## [Data lines]
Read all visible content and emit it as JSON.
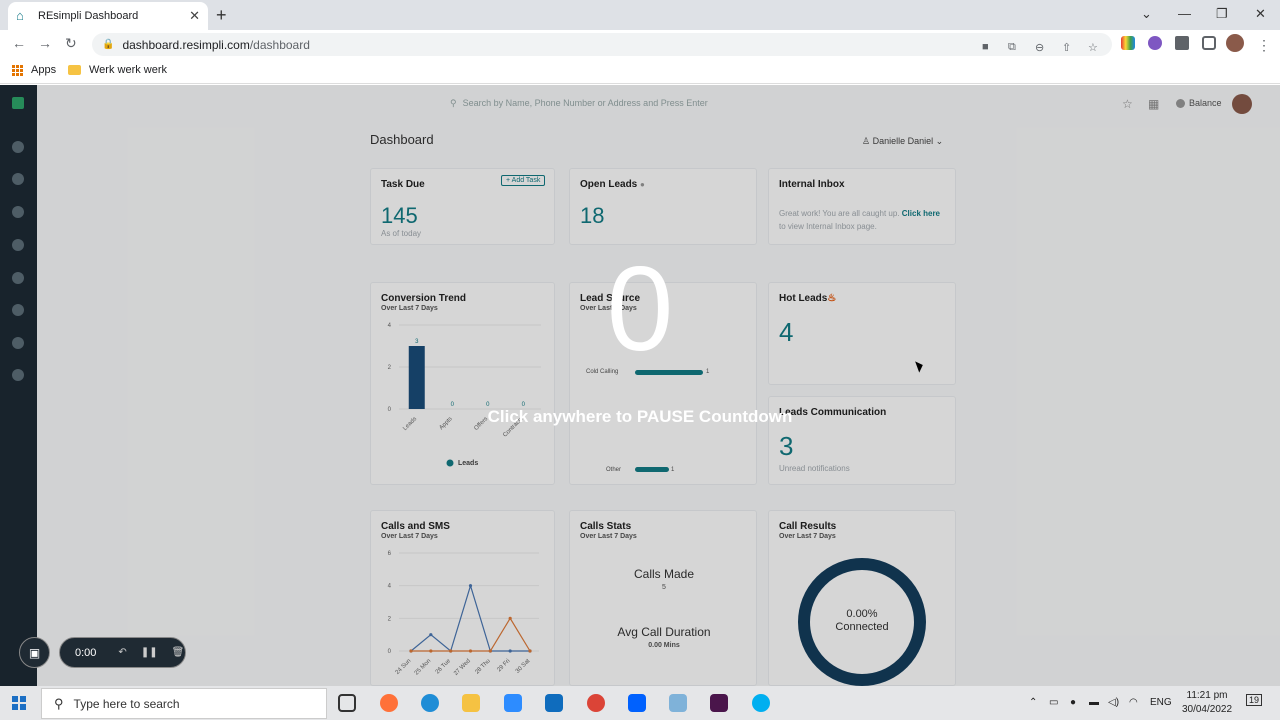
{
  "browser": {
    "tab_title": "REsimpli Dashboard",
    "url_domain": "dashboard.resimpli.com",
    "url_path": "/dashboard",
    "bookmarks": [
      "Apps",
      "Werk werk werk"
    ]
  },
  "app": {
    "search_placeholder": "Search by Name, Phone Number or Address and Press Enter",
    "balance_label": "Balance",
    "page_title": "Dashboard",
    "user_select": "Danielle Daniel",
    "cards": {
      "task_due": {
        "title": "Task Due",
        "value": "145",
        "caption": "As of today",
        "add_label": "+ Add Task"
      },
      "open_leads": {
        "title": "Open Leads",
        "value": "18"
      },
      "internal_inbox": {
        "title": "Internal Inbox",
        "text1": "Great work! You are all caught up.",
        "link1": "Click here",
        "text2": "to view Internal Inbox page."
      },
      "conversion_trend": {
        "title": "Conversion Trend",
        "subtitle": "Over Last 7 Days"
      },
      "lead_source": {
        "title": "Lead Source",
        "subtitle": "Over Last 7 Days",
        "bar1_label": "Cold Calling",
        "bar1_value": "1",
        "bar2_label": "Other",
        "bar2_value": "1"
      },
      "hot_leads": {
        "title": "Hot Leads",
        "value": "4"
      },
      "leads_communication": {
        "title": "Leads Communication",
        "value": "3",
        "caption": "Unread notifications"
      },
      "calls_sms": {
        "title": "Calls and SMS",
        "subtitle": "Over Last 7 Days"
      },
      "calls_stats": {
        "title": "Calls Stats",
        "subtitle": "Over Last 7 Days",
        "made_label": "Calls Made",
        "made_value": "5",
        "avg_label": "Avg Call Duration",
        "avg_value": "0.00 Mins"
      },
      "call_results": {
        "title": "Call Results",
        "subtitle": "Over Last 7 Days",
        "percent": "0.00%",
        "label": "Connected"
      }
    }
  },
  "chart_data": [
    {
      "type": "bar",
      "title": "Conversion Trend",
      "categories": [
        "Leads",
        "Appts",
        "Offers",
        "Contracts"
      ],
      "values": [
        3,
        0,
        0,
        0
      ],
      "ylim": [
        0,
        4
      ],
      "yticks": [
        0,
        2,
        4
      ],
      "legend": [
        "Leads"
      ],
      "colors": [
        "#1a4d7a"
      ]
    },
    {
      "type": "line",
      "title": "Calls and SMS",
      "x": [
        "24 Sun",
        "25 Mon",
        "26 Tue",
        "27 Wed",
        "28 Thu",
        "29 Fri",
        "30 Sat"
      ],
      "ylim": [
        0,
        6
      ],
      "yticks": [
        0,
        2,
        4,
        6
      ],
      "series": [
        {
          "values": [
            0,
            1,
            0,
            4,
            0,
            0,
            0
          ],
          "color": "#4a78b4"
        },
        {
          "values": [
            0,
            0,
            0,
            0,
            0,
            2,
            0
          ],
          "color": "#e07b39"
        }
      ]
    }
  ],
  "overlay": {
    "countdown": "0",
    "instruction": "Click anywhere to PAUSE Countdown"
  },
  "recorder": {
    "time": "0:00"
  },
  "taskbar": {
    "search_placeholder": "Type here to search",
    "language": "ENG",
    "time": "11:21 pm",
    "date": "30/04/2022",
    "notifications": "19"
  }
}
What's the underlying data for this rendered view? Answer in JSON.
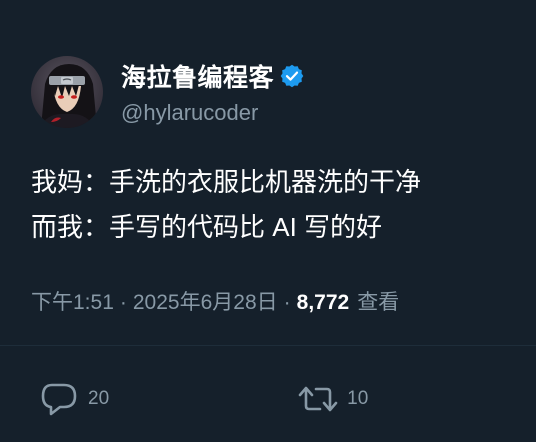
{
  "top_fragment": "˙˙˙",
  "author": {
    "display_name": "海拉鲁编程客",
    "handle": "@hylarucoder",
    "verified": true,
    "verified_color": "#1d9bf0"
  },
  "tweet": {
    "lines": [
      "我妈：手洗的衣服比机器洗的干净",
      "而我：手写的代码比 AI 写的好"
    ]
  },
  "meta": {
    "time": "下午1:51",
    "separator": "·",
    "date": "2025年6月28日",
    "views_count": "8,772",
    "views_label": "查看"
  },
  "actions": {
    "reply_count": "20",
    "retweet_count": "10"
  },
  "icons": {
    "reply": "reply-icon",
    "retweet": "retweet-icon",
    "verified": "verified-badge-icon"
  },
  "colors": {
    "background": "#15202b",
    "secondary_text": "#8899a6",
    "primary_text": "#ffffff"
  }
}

## [What needs to be done]
Extract the entries in full, exactly as they are, minus the pictures.

## [Final result]
Read all visible content and emit it as JSON.
{
  "browser": {
    "tab_title": "REsimpli Dashboard",
    "url_domain": "dashboard.resimpli.com",
    "url_path": "/dashboard",
    "bookmarks": [
      "Apps",
      "Werk werk werk"
    ]
  },
  "app": {
    "search_placeholder": "Search by Name, Phone Number or Address and Press Enter",
    "balance_label": "Balance",
    "page_title": "Dashboard",
    "user_select": "Danielle Daniel",
    "cards": {
      "task_due": {
        "title": "Task Due",
        "value": "145",
        "caption": "As of today",
        "add_label": "+ Add Task"
      },
      "open_leads": {
        "title": "Open Leads",
        "value": "18"
      },
      "internal_inbox": {
        "title": "Internal Inbox",
        "text1": "Great work! You are all caught up.",
        "link1": "Click here",
        "text2": "to view Internal Inbox page."
      },
      "conversion_trend": {
        "title": "Conversion Trend",
        "subtitle": "Over Last 7 Days"
      },
      "lead_source": {
        "title": "Lead Source",
        "subtitle": "Over Last 7 Days",
        "bar1_label": "Cold Calling",
        "bar1_value": "1",
        "bar2_label": "Other",
        "bar2_value": "1"
      },
      "hot_leads": {
        "title": "Hot Leads",
        "value": "4"
      },
      "leads_communication": {
        "title": "Leads Communication",
        "value": "3",
        "caption": "Unread notifications"
      },
      "calls_sms": {
        "title": "Calls and SMS",
        "subtitle": "Over Last 7 Days"
      },
      "calls_stats": {
        "title": "Calls Stats",
        "subtitle": "Over Last 7 Days",
        "made_label": "Calls Made",
        "made_value": "5",
        "avg_label": "Avg Call Duration",
        "avg_value": "0.00 Mins"
      },
      "call_results": {
        "title": "Call Results",
        "subtitle": "Over Last 7 Days",
        "percent": "0.00%",
        "label": "Connected"
      }
    }
  },
  "chart_data": [
    {
      "type": "bar",
      "title": "Conversion Trend",
      "categories": [
        "Leads",
        "Appts",
        "Offers",
        "Contracts"
      ],
      "values": [
        3,
        0,
        0,
        0
      ],
      "ylim": [
        0,
        4
      ],
      "yticks": [
        0,
        2,
        4
      ],
      "legend": [
        "Leads"
      ],
      "colors": [
        "#1a4d7a"
      ]
    },
    {
      "type": "line",
      "title": "Calls and SMS",
      "x": [
        "24 Sun",
        "25 Mon",
        "26 Tue",
        "27 Wed",
        "28 Thu",
        "29 Fri",
        "30 Sat"
      ],
      "ylim": [
        0,
        6
      ],
      "yticks": [
        0,
        2,
        4,
        6
      ],
      "series": [
        {
          "values": [
            0,
            1,
            0,
            4,
            0,
            0,
            0
          ],
          "color": "#4a78b4"
        },
        {
          "values": [
            0,
            0,
            0,
            0,
            0,
            2,
            0
          ],
          "color": "#e07b39"
        }
      ]
    }
  ],
  "overlay": {
    "countdown": "0",
    "instruction": "Click anywhere to PAUSE Countdown"
  },
  "recorder": {
    "time": "0:00"
  },
  "taskbar": {
    "search_placeholder": "Type here to search",
    "language": "ENG",
    "time": "11:21 pm",
    "date": "30/04/2022",
    "notifications": "19"
  }
}
What's the underlying data for this rendered view? Answer in JSON.
{
  "top_fragment": "˙˙˙",
  "author": {
    "display_name": "海拉鲁编程客",
    "handle": "@hylarucoder",
    "verified": true,
    "verified_color": "#1d9bf0"
  },
  "tweet": {
    "lines": [
      "我妈：手洗的衣服比机器洗的干净",
      "而我：手写的代码比 AI 写的好"
    ]
  },
  "meta": {
    "time": "下午1:51",
    "separator": "·",
    "date": "2025年6月28日",
    "views_count": "8,772",
    "views_label": "查看"
  },
  "actions": {
    "reply_count": "20",
    "retweet_count": "10"
  },
  "icons": {
    "reply": "reply-icon",
    "retweet": "retweet-icon",
    "verified": "verified-badge-icon"
  },
  "colors": {
    "background": "#15202b",
    "secondary_text": "#8899a6",
    "primary_text": "#ffffff"
  }
}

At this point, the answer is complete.